-- BEGIN SUPPLIED RECORDS --

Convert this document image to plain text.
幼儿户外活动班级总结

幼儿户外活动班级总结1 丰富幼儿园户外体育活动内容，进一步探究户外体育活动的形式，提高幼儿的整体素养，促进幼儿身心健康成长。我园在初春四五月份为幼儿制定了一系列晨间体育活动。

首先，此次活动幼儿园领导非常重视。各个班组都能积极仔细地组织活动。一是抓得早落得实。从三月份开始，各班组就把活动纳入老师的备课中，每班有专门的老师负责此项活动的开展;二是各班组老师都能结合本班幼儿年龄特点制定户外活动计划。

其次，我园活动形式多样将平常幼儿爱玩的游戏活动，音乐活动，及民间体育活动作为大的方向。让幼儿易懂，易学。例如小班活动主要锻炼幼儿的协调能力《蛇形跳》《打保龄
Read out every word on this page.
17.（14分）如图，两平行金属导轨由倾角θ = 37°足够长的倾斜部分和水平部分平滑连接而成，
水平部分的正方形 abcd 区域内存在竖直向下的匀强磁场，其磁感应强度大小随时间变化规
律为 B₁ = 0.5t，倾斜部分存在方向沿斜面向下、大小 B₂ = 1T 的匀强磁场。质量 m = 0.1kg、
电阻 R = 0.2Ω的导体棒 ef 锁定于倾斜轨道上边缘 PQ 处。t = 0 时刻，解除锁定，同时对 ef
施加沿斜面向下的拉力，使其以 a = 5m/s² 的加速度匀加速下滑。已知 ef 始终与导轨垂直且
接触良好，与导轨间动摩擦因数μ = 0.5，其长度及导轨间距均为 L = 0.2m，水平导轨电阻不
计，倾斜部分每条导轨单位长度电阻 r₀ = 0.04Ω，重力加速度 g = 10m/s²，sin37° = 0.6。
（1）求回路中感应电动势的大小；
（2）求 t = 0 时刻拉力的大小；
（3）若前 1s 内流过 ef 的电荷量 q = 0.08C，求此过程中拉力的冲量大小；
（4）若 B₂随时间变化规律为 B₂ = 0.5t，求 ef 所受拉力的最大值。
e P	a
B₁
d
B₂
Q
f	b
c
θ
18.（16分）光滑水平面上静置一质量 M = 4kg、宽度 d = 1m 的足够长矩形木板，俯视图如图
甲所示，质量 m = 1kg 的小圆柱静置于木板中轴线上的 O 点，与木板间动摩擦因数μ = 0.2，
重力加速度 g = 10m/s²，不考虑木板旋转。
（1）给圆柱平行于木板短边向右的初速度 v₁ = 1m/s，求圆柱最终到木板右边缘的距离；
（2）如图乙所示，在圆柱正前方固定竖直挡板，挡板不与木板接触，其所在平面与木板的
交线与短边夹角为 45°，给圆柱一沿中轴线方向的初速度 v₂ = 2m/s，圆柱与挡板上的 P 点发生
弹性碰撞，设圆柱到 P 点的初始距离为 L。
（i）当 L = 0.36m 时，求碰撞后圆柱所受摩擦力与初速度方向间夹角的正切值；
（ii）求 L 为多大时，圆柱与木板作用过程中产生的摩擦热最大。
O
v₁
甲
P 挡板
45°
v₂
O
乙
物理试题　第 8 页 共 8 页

-- END SUPPLIED RECORDS --

- **SET PROBLEM**: Show each line holding the word "this".

- **EXPECTED ANSWER**:
Convert this document image to plain text.
Read out every word on this page.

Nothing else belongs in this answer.